Data entries »
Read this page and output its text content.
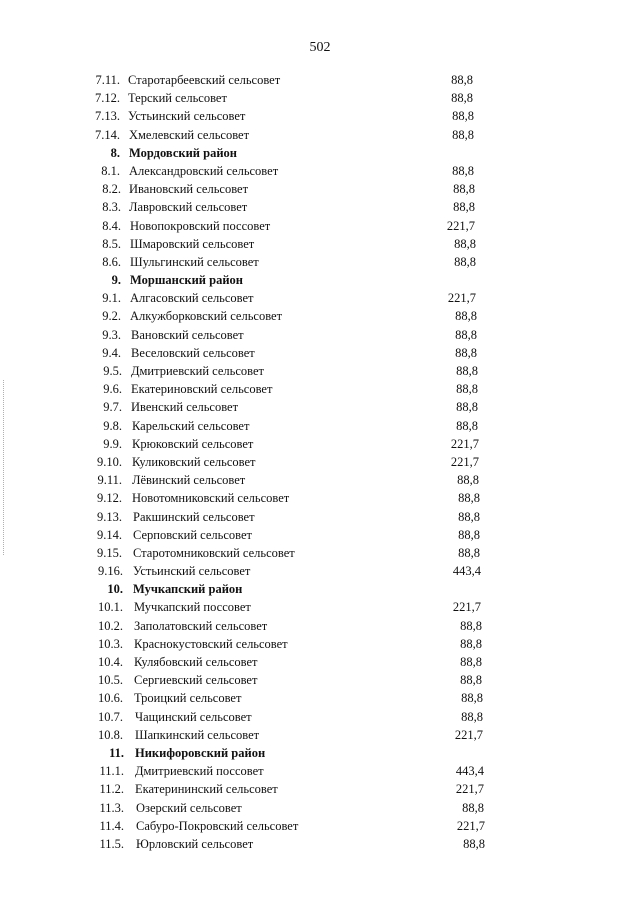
502
7.11. Старотарбеевский сельсовет	88,8
7.12. Терский сельсовет	88,8
7.13. Устьинский сельсовет	88,8
7.14. Хмелевский сельсовет	88,8
8. Мордовский район
8.1. Александровский сельсовет	88,8
8.2. Ивановский сельсовет	88,8
8.3. Лавровский сельсовет	88,8
8.4. Новопокровский поссовет	221,7
8.5. Шмаровский сельсовет	88,8
8.6. Шульгинский сельсовет	88,8
9. Моршанский район
9.1. Алгасовский сельсовет	221,7
9.2. Алкужборковский сельсовет	88,8
9.3. Вановский сельсовет	88,8
9.4. Веселовский сельсовет	88,8
9.5. Дмитриевский сельсовет	88,8
9.6. Екатериновский сельсовет	88,8
9.7. Ивенский сельсовет	88,8
9.8. Карельский сельсовет	88,8
9.9. Крюковский сельсовет	221,7
9.10. Куликовский сельсовет	221,7
9.11. Лёвинский сельсовет	88,8
9.12. Новотомниковский сельсовет	88,8
9.13. Ракшинский сельсовет	88,8
9.14. Серповский сельсовет	88,8
9.15. Старотомниковский сельсовет	88,8
9.16. Устьинский сельсовет	443,4
10. Мучкапский район
10.1. Мучкапский поссовет	221,7
10.2. Заполатовский сельсовет	88,8
10.3. Краснокустовский сельсовет	88,8
10.4. Кулябовский сельсовет	88,8
10.5. Сергиевский сельсовет	88,8
10.6. Троицкий сельсовет	88,8
10.7. Чащинский сельсовет	88,8
10.8. Шапкинский сельсовет	221,7
11. Никифоровский район
11.1. Дмитриевский поссовет	443,4
11.2. Екатерининский сельсовет	221,7
11.3. Озерский сельсовет	88,8
11.4. Сабуро-Покровский сельсовет	221,7
11.5. Юрловский сельсовет	88,8
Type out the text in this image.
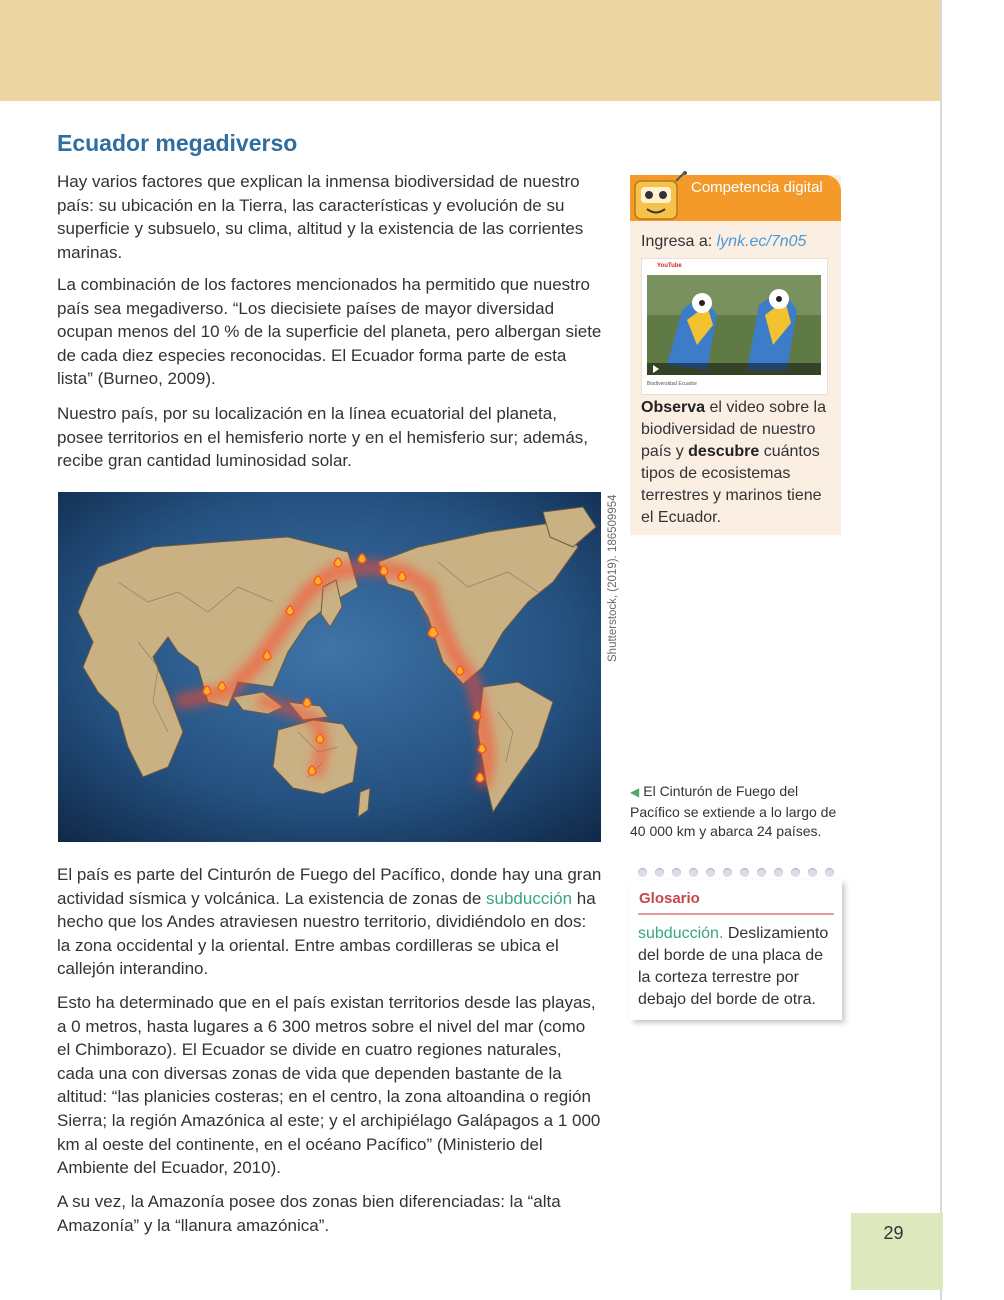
Ecuador megadiverso

Hay varios factores que explican la inmensa biodiversidad de nuestro país: su ubicación en la Tierra, las características y evolución de su superficie y subsuelo, su clima, altitud y la existencia de las corrientes marinas.

La combinación de los factores mencionados ha permitido que nuestro país sea megadiverso. “Los diecisiete países de mayor diversidad ocupan menos del 10 % de la superficie del planeta, pero albergan siete de cada diez especies reconocidas. El Ecuador forma parte de esta lista” (Burneo, 2009).

Nuestro país, por su localización en la línea ecuatorial del planeta, posee territorios en el hemisferio norte y en el hemisferio sur; además, recibe gran cantidad luminosidad solar.

Shutterstock, (2019). 186509954
◀ El Cinturón de Fuego del Pacífico se extiende a lo largo de 40 000 km y abarca 24 países.
Competencia digital
Ingresa a: lynk.ec/7n05
YouTube
Biodiversidad Ecuador
Observa el video sobre la biodiversidad de nuestro país y descubre cuántos tipos de ecosistemas terrestres y marinos tiene el Ecuador.

El país es parte del Cinturón de Fuego del Pacífico, donde hay una gran actividad sísmica y volcánica. La existencia de zonas de subducción ha hecho que los Andes atraviesen nuestro territorio, dividiéndolo en dos: la zona occidental y la oriental. Entre ambas cordilleras se ubica el callejón interandino.

Esto ha determinado que en el país existan territorios desde las playas, a 0 metros, hasta lugares a 6 300 metros sobre el nivel del mar (como el Chimborazo). El Ecuador se divide en cuatro regiones naturales, cada una con diversas zonas de vida que dependen bastante de la altitud: “las planicies costeras; en el centro, la zona altoandina o región Sierra; la región Amazónica al este; y el archipiélago Galápagos a 1 000 km al oeste del continente, en el océano Pacífico” (Ministerio del Ambiente del Ecuador, 2010).

A su vez, la Amazonía posee dos zonas bien diferenciadas: la “alta Amazonía” y la “llanura amazónica”.

Glosario
subducción. Deslizamiento del borde de una placa de la corteza terrestre por debajo del borde de otra.
29
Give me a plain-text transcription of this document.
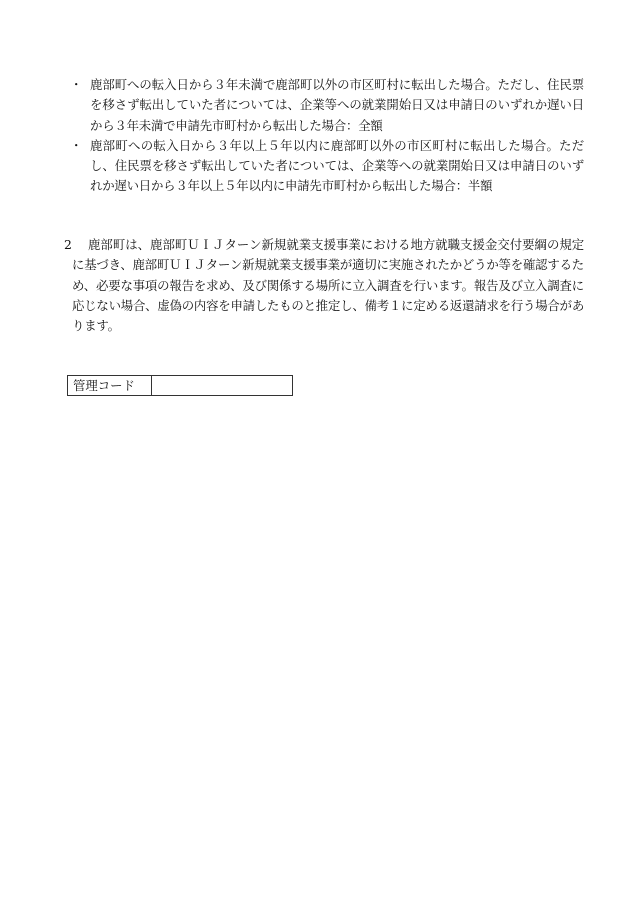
・ 鹿部町への転入日から３年未満で鹿部町以外の市区町村に転出した場合。ただし、住民票を移さず転出していた者については、企業等への就業開始日又は申請日のいずれか遅い日から３年未満で申請先市町村から転出した場合：全額
・ 鹿部町への転入日から３年以上５年以内に鹿部町以外の市区町村に転出した場合。ただし、住民票を移さず転出していた者については、企業等への就業開始日又は申請日のいずれか遅い日から３年以上５年以内に申請先市町村から転出した場合：半額
2	鹿部町は、鹿部町ＵＩＪターン新規就業支援事業における地方就職支援金交付要綱の規定に基づき、鹿部町ＵＩＪターン新規就業支援事業が適切に実施されたかどうか等を確認するため、必要な事項の報告を求め、及び関係する場所に立入調査を行います。報告及び立入調査に応じない場合、虚偽の内容を申請したものと推定し、備考１に定める返還請求を行う場合があります。

管理コード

Exercise objective » Transcribe the entries above verbatim, omitting their pictures.

Answer for this exercise »
Read this page and output its text content.
502
7.11. Старотарбеевский сельсовет	88,8
7.12. Терский сельсовет	88,8
7.13. Устьинский сельсовет	88,8
7.14. Хмелевский сельсовет	88,8
8. Мордовский район
8.1. Александровский сельсовет	88,8
8.2. Ивановский сельсовет	88,8
8.3. Лавровский сельсовет	88,8
8.4. Новопокровский поссовет	221,7
8.5. Шмаровский сельсовет	88,8
8.6. Шульгинский сельсовет	88,8
9. Моршанский район
9.1. Алгасовский сельсовет	221,7
9.2. Алкужборковский сельсовет	88,8
9.3. Вановский сельсовет	88,8
9.4. Веселовский сельсовет	88,8
9.5. Дмитриевский сельсовет	88,8
9.6. Екатериновский сельсовет	88,8
9.7. Ивенский сельсовет	88,8
9.8. Карельский сельсовет	88,8
9.9. Крюковский сельсовет	221,7
9.10. Куликовский сельсовет	221,7
9.11. Лёвинский сельсовет	88,8
9.12. Новотомниковский сельсовет	88,8
9.13. Ракшинский сельсовет	88,8
9.14. Серповский сельсовет	88,8
9.15. Старотомниковский сельсовет	88,8
9.16. Устьинский сельсовет	443,4
10. Мучкапский район
10.1. Мучкапский поссовет	221,7
10.2. Заполатовский сельсовет	88,8
10.3. Краснокустовский сельсовет	88,8
10.4. Кулябовский сельсовет	88,8
10.5. Сергиевский сельсовет	88,8
10.6. Троицкий сельсовет	88,8
10.7. Чащинский сельсовет	88,8
10.8. Шапкинский сельсовет	221,7
11. Никифоровский район
11.1. Дмитриевский поссовет	443,4
11.2. Екатерининский сельсовет	221,7
11.3. Озерский сельсовет	88,8
11.4. Сабуро-Покровский сельсовет	221,7
11.5. Юрловский сельсовет	88,8
Type out the text in this image.
Ecuador megadiverso

Hay varios factores que explican la inmensa biodiversidad de nuestro país: su ubicación en la Tierra, las características y evolución de su superficie y subsuelo, su clima, altitud y la existencia de las corrientes marinas.

La combinación de los factores mencionados ha permitido que nuestro país sea megadiverso. “Los diecisiete países de mayor diversidad ocupan menos del 10 % de la superficie del planeta, pero albergan siete de cada diez especies reconocidas. El Ecuador forma parte de esta lista” (Burneo, 2009).

Nuestro país, por su localización en la línea ecuatorial del planeta, posee territorios en el hemisferio norte y en el hemisferio sur; además, recibe gran cantidad luminosidad solar.

Shutterstock, (2019). 186509954
◀ El Cinturón de Fuego del Pacífico se extiende a lo largo de 40 000 km y abarca 24 países.
Competencia digital
Ingresa a: lynk.ec/7n05
YouTube
Biodiversidad Ecuador
Observa el video sobre la biodiversidad de nuestro país y descubre cuántos tipos de ecosistemas terrestres y marinos tiene el Ecuador.

El país es parte del Cinturón de Fuego del Pacífico, donde hay una gran actividad sísmica y volcánica. La existencia de zonas de subducción ha hecho que los Andes atraviesen nuestro territorio, dividiéndolo en dos: la zona occidental y la oriental. Entre ambas cordilleras se ubica el callejón interandino.

Esto ha determinado que en el país existan territorios desde las playas, a 0 metros, hasta lugares a 6 300 metros sobre el nivel del mar (como el Chimborazo). El Ecuador se divide en cuatro regiones naturales, cada una con diversas zonas de vida que dependen bastante de la altitud: “las planicies costeras; en el centro, la zona altoandina o región Sierra; la región Amazónica al este; y el archipiélago Galápagos a 1 000 km al oeste del continente, en el océano Pacífico” (Ministerio del Ambiente del Ecuador, 2010).

A su vez, la Amazonía posee dos zonas bien diferenciadas: la “alta Amazonía” y la “llanura amazónica”.

Glosario
subducción. Deslizamiento del borde de una placa de la corteza terrestre por debajo del borde de otra.
29
Give me a plain-text transcription of this document.
・ 鹿部町への転入日から３年未満で鹿部町以外の市区町村に転出した場合。ただし、住民票を移さず転出していた者については、企業等への就業開始日又は申請日のいずれか遅い日から３年未満で申請先市町村から転出した場合：全額
・ 鹿部町への転入日から３年以上５年以内に鹿部町以外の市区町村に転出した場合。ただし、住民票を移さず転出していた者については、企業等への就業開始日又は申請日のいずれか遅い日から３年以上５年以内に申請先市町村から転出した場合：半額
2	鹿部町は、鹿部町ＵＩＪターン新規就業支援事業における地方就職支援金交付要綱の規定に基づき、鹿部町ＵＩＪターン新規就業支援事業が適切に実施されたかどうか等を確認するため、必要な事項の報告を求め、及び関係する場所に立入調査を行います。報告及び立入調査に応じない場合、虚偽の内容を申請したものと推定し、備考１に定める返還請求を行う場合があります。

管理コード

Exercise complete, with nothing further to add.